▸ **What to produce**: Pull every line containing "screenshot" from the entries.

▸ **Data entries**:
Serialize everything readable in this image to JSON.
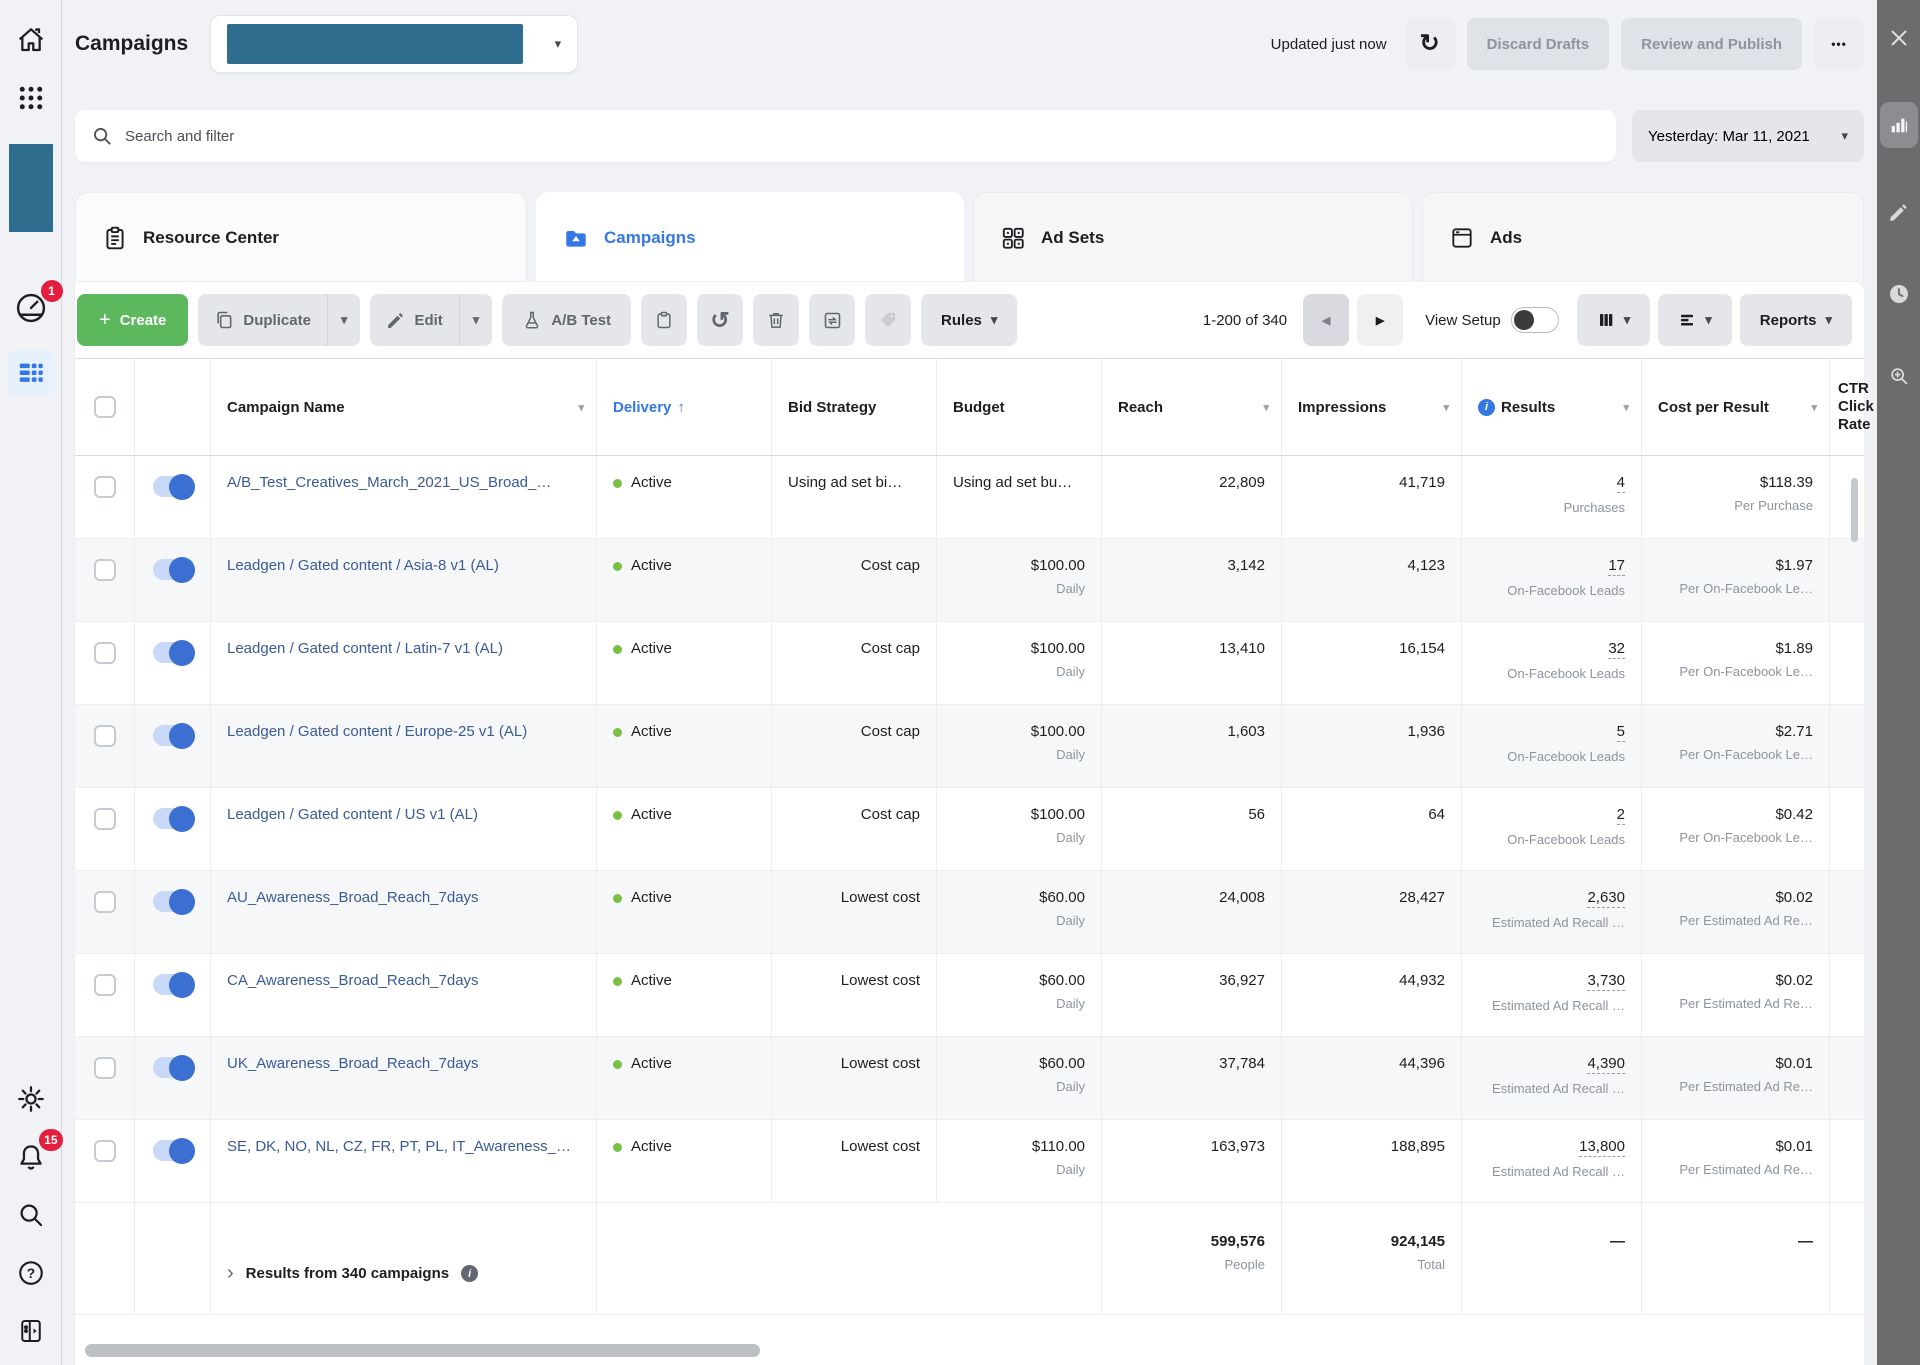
{
  "colors": {
    "accent_blue": "#3578e5",
    "create_green": "#5cb85c",
    "brand_teal": "#2e6d8e",
    "badge_red": "#e41e3f",
    "link_blue": "#3b5a98",
    "active_dot_green": "#7ac043",
    "rail_dark": "#6a6c6e"
  },
  "icons": {
    "caret": "▾",
    "sort_caret": "▾",
    "arrow_up": "↑",
    "prev": "◀",
    "next": "▶",
    "more": "•••",
    "plus": "+",
    "chevron_right": "›",
    "undo": "↺",
    "refresh": "↻",
    "question": "?",
    "info": "i"
  },
  "left_sidebar": {
    "reporting_badge": "1",
    "notifications_badge": "15"
  },
  "header": {
    "title": "Campaigns",
    "updated": "Updated just now",
    "discard_label": "Discard Drafts",
    "review_label": "Review and Publish"
  },
  "search": {
    "placeholder": "Search and filter",
    "date_range": "Yesterday: Mar 11, 2021"
  },
  "tabs": [
    {
      "label": "Resource Center"
    },
    {
      "label": "Campaigns"
    },
    {
      "label": "Ad Sets"
    },
    {
      "label": "Ads"
    }
  ],
  "toolbar": {
    "create": "Create",
    "duplicate": "Duplicate",
    "edit": "Edit",
    "ab_test": "A/B Test",
    "rules": "Rules",
    "count": "1-200 of 340",
    "view_setup": "View Setup",
    "reports": "Reports"
  },
  "table": {
    "columns": [
      "Campaign Name",
      "Delivery",
      "Bid Strategy",
      "Budget",
      "Reach",
      "Impressions",
      "Results",
      "Cost per Result",
      "CTR Click Rate"
    ],
    "rows": [
      {
        "name": "A/B_Test_Creatives_March_2021_US_Broad_…",
        "status": "Active",
        "bid": "Using ad set bi…",
        "budget": "Using ad set bu…",
        "budget_sub": "",
        "reach": "22,809",
        "impressions": "41,719",
        "results": "4",
        "results_sub": "Purchases",
        "cost": "$118.39",
        "cost_sub": "Per Purchase"
      },
      {
        "name": "Leadgen / Gated content / Asia-8 v1 (AL)",
        "status": "Active",
        "bid": "Cost cap",
        "budget": "$100.00",
        "budget_sub": "Daily",
        "reach": "3,142",
        "impressions": "4,123",
        "results": "17",
        "results_sub": "On-Facebook Leads",
        "cost": "$1.97",
        "cost_sub": "Per On-Facebook Le…"
      },
      {
        "name": "Leadgen / Gated content / Latin-7 v1 (AL)",
        "status": "Active",
        "bid": "Cost cap",
        "budget": "$100.00",
        "budget_sub": "Daily",
        "reach": "13,410",
        "impressions": "16,154",
        "results": "32",
        "results_sub": "On-Facebook Leads",
        "cost": "$1.89",
        "cost_sub": "Per On-Facebook Le…"
      },
      {
        "name": "Leadgen / Gated content / Europe-25 v1 (AL)",
        "status": "Active",
        "bid": "Cost cap",
        "budget": "$100.00",
        "budget_sub": "Daily",
        "reach": "1,603",
        "impressions": "1,936",
        "results": "5",
        "results_sub": "On-Facebook Leads",
        "cost": "$2.71",
        "cost_sub": "Per On-Facebook Le…"
      },
      {
        "name": "Leadgen / Gated content / US v1 (AL)",
        "status": "Active",
        "bid": "Cost cap",
        "budget": "$100.00",
        "budget_sub": "Daily",
        "reach": "56",
        "impressions": "64",
        "results": "2",
        "results_sub": "On-Facebook Leads",
        "cost": "$0.42",
        "cost_sub": "Per On-Facebook Le…"
      },
      {
        "name": "AU_Awareness_Broad_Reach_7days",
        "status": "Active",
        "bid": "Lowest cost",
        "budget": "$60.00",
        "budget_sub": "Daily",
        "reach": "24,008",
        "impressions": "28,427",
        "results": "2,630",
        "results_sub": "Estimated Ad Recall …",
        "cost": "$0.02",
        "cost_sub": "Per Estimated Ad Re…"
      },
      {
        "name": "CA_Awareness_Broad_Reach_7days",
        "status": "Active",
        "bid": "Lowest cost",
        "budget": "$60.00",
        "budget_sub": "Daily",
        "reach": "36,927",
        "impressions": "44,932",
        "results": "3,730",
        "results_sub": "Estimated Ad Recall …",
        "cost": "$0.02",
        "cost_sub": "Per Estimated Ad Re…"
      },
      {
        "name": "UK_Awareness_Broad_Reach_7days",
        "status": "Active",
        "bid": "Lowest cost",
        "budget": "$60.00",
        "budget_sub": "Daily",
        "reach": "37,784",
        "impressions": "44,396",
        "results": "4,390",
        "results_sub": "Estimated Ad Recall …",
        "cost": "$0.01",
        "cost_sub": "Per Estimated Ad Re…"
      },
      {
        "name": "SE, DK, NO, NL, CZ, FR, PT, PL, IT_Awareness_…",
        "status": "Active",
        "bid": "Lowest cost",
        "budget": "$110.00",
        "budget_sub": "Daily",
        "reach": "163,973",
        "impressions": "188,895",
        "results": "13,800",
        "results_sub": "Estimated Ad Recall …",
        "cost": "$0.01",
        "cost_sub": "Per Estimated Ad Re…"
      }
    ],
    "footer": {
      "label": "Results from 340 campaigns",
      "reach": "599,576",
      "reach_sub": "People",
      "impressions": "924,145",
      "impressions_sub": "Total",
      "results": "—",
      "cost": "—"
    }
  }
}
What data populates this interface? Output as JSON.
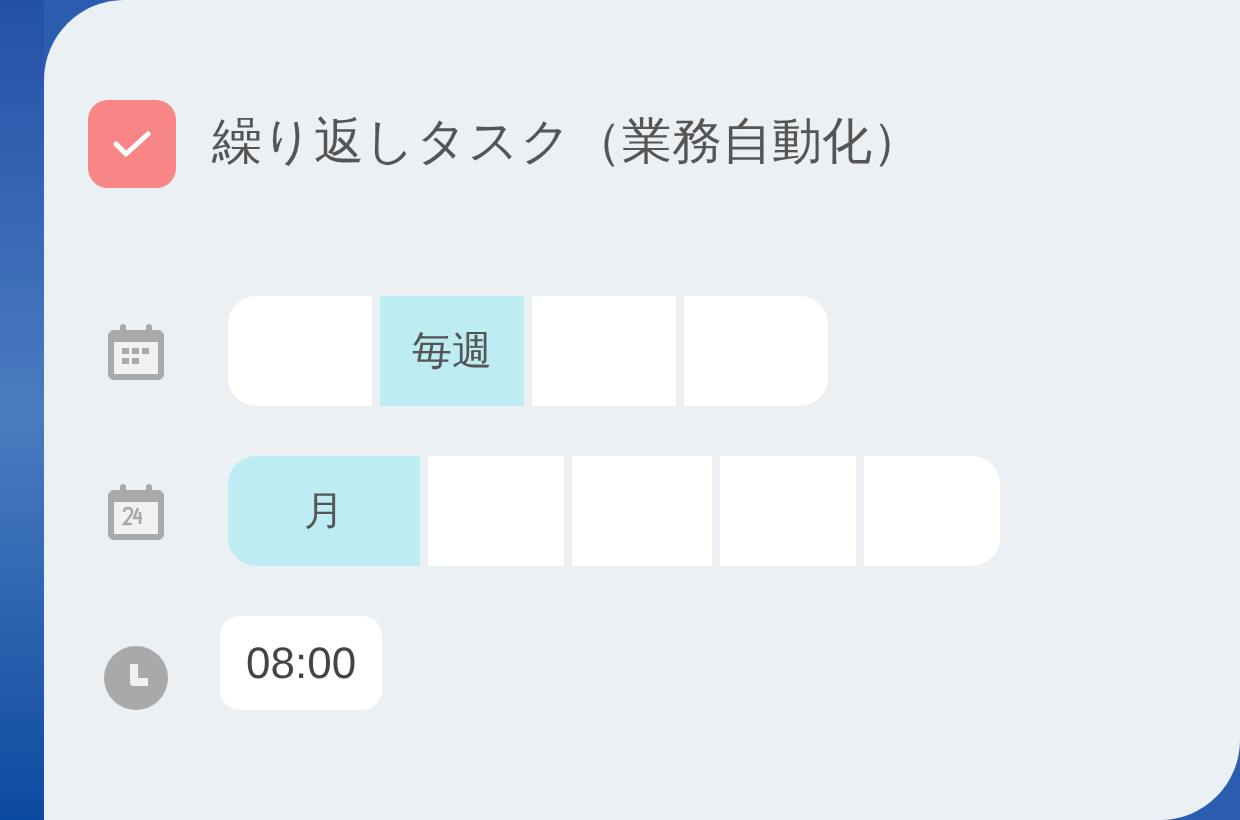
{
  "task": {
    "checked": true,
    "title": "繰り返しタスク（業務自動化）"
  },
  "frequency": [
    {
      "selected": false
    },
    {
      "label": "毎週",
      "selected": true
    },
    {
      "selected": false
    },
    {
      "selected": false
    }
  ],
  "unit": [
    {
      "label": "月",
      "selected": true
    },
    {
      "selected": false
    },
    {
      "selected": false
    },
    {
      "selected": false
    },
    {
      "selected": false
    }
  ],
  "time": {
    "value": "08:00"
  }
}
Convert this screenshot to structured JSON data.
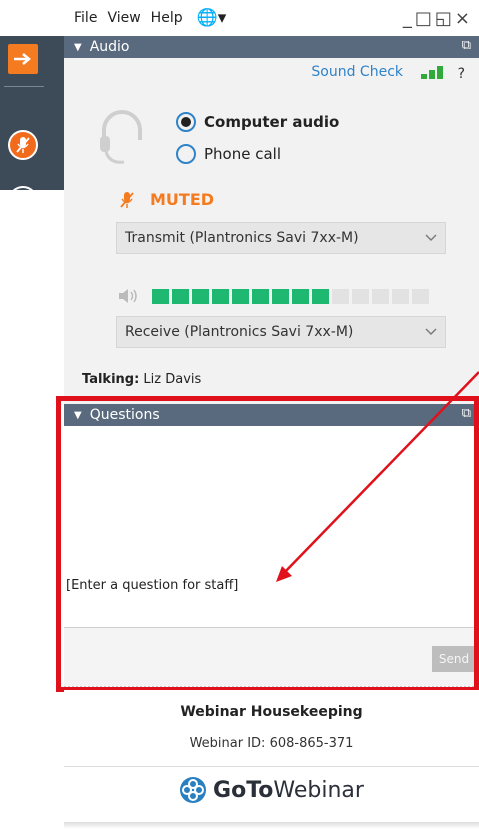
{
  "menubar": {
    "file": "File",
    "view": "View",
    "help": "Help",
    "globe_icon": "globe-icon",
    "window_controls": "_□◱×"
  },
  "audio_panel": {
    "header": "Audio",
    "sound_check": "Sound Check",
    "help": "?",
    "options": {
      "computer_audio": "Computer audio",
      "phone_call": "Phone call",
      "selected": "Computer audio"
    },
    "mic_status": "MUTED",
    "transmit_device": "Transmit (Plantronics Savi 7xx-M)",
    "receive_device": "Receive (Plantronics Savi 7xx-M)",
    "speaker_level": {
      "active_segments": 9,
      "total_segments": 14
    },
    "signal_bars": 3
  },
  "talking": {
    "label": "Talking:",
    "name": "Liz Davis"
  },
  "questions_panel": {
    "header": "Questions",
    "input_value": "[Enter a question for staff]",
    "send_label": "Send"
  },
  "footer": {
    "title": "Webinar Housekeeping",
    "webinar_id": "Webinar ID: 608-865-371",
    "brand_bold": "GoTo",
    "brand_light": "Webinar"
  },
  "colors": {
    "accent_orange": "#f47b20",
    "header_gray": "#5a6a7e",
    "link_blue": "#2f83c8",
    "meter_green": "#1fb870",
    "highlight_red": "#e0111a"
  }
}
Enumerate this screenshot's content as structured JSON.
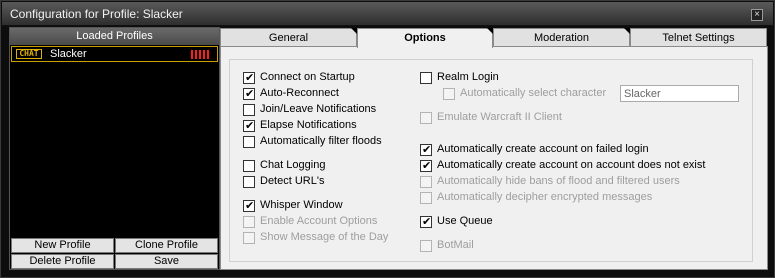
{
  "window": {
    "title": "Configuration for Profile: Slacker",
    "close_glyph": "×"
  },
  "left_panel": {
    "header": "Loaded Profiles",
    "profiles": [
      {
        "badge": "CHAT",
        "name": "Slacker",
        "signal_color": "#ff1e1e"
      }
    ],
    "buttons": {
      "new_profile": "New Profile",
      "clone_profile": "Clone Profile",
      "delete_profile": "Delete Profile",
      "save": "Save"
    }
  },
  "tabs": [
    {
      "label": "General",
      "active": false
    },
    {
      "label": "Options",
      "active": true
    },
    {
      "label": "Moderation",
      "active": false
    },
    {
      "label": "Telnet Settings",
      "active": false
    }
  ],
  "options": {
    "connect_on_startup": {
      "label": "Connect on Startup",
      "checked": true,
      "enabled": true
    },
    "auto_reconnect": {
      "label": "Auto-Reconnect",
      "checked": true,
      "enabled": true
    },
    "join_leave_notifications": {
      "label": "Join/Leave Notifications",
      "checked": false,
      "enabled": true
    },
    "elapse_notifications": {
      "label": "Elapse Notifications",
      "checked": true,
      "enabled": true
    },
    "auto_filter_floods": {
      "label": "Automatically filter floods",
      "checked": false,
      "enabled": true
    },
    "chat_logging": {
      "label": "Chat Logging",
      "checked": false,
      "enabled": true
    },
    "detect_urls": {
      "label": "Detect URL's",
      "checked": false,
      "enabled": true
    },
    "whisper_window": {
      "label": "Whisper Window",
      "checked": true,
      "enabled": true
    },
    "enable_account_options": {
      "label": "Enable Account Options",
      "checked": false,
      "enabled": false
    },
    "show_motd": {
      "label": "Show Message of the Day",
      "checked": false,
      "enabled": false
    },
    "realm_login": {
      "label": "Realm Login",
      "checked": false,
      "enabled": true
    },
    "auto_select_character": {
      "label": "Automatically select character",
      "checked": false,
      "enabled": false
    },
    "character_name": {
      "value": "Slacker"
    },
    "emulate_warcraft": {
      "label": "Emulate Warcraft  II Client",
      "checked": false,
      "enabled": false
    },
    "create_account_failed_login": {
      "label": "Automatically create account on failed login",
      "checked": true,
      "enabled": true
    },
    "create_account_not_exist": {
      "label": "Automatically create account on account does not exist",
      "checked": true,
      "enabled": true
    },
    "hide_bans": {
      "label": "Automatically hide bans of flood and filtered users",
      "checked": false,
      "enabled": false
    },
    "decipher_messages": {
      "label": "Automatically decipher encrypted messages",
      "checked": false,
      "enabled": false
    },
    "use_queue": {
      "label": "Use Queue",
      "checked": true,
      "enabled": true
    },
    "botmail": {
      "label": "BotMail",
      "checked": false,
      "enabled": false
    }
  }
}
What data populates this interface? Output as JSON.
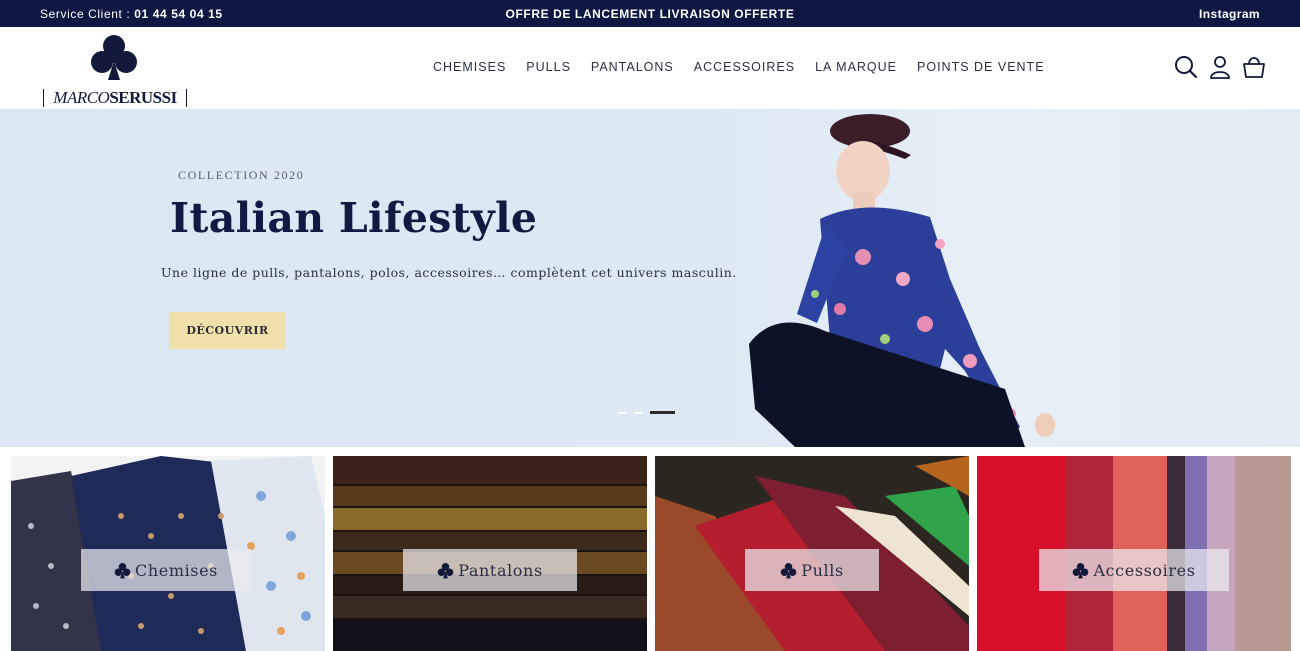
{
  "topbar": {
    "service_prefix": "Service Client : ",
    "service_phone": "01 44 54 04 15",
    "promo": "OFFRE DE LANCEMENT LIVRAISON OFFERTE",
    "instagram": "Instagram"
  },
  "brand": {
    "wordmark_italic": "MARCO",
    "wordmark_bold": "SERUSSI",
    "logo_icon": "club-icon",
    "color": "#13193a"
  },
  "nav": {
    "items": [
      "CHEMISES",
      "PULLS",
      "PANTALONS",
      "ACCESSOIRES",
      "LA MARQUE",
      "POINTS DE VENTE"
    ]
  },
  "header_icons": [
    "search-icon",
    "account-icon",
    "cart-icon"
  ],
  "hero": {
    "kicker": "COLLECTION 2020",
    "title": "Italian Lifestyle",
    "subtitle": "Une ligne de pulls, pantalons, polos, accessoires… complètent cet univers masculin.",
    "cta": "DÉCOUVRIR",
    "slides_total": 3,
    "active_slide": 3
  },
  "categories": [
    {
      "label": "Chemises"
    },
    {
      "label": "Pantalons"
    },
    {
      "label": "Pulls"
    },
    {
      "label": "Accessoires"
    }
  ],
  "colors": {
    "navy": "#0f1743",
    "cta": "#f0e1aa",
    "hero_bg": "#dde9f4"
  }
}
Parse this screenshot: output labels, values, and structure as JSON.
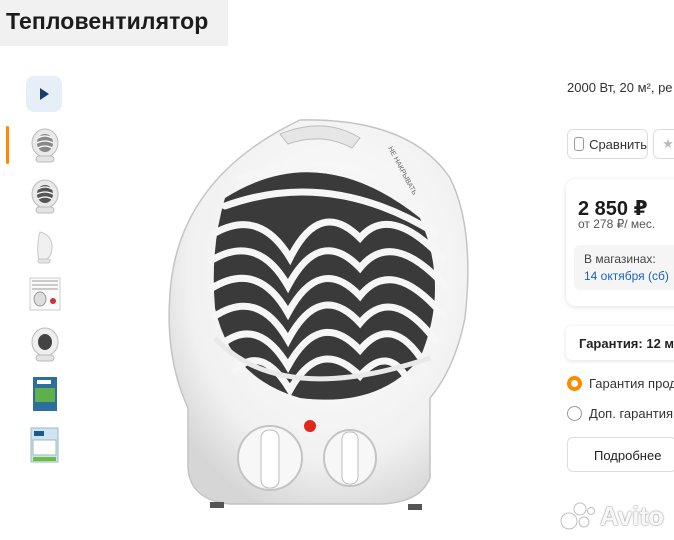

▸ **The output**:
Convert this screenshot to structured JSON data.
Enumerate this screenshot's content as structured JSON.
Parse this screenshot: output labels, values, and structure as JSON.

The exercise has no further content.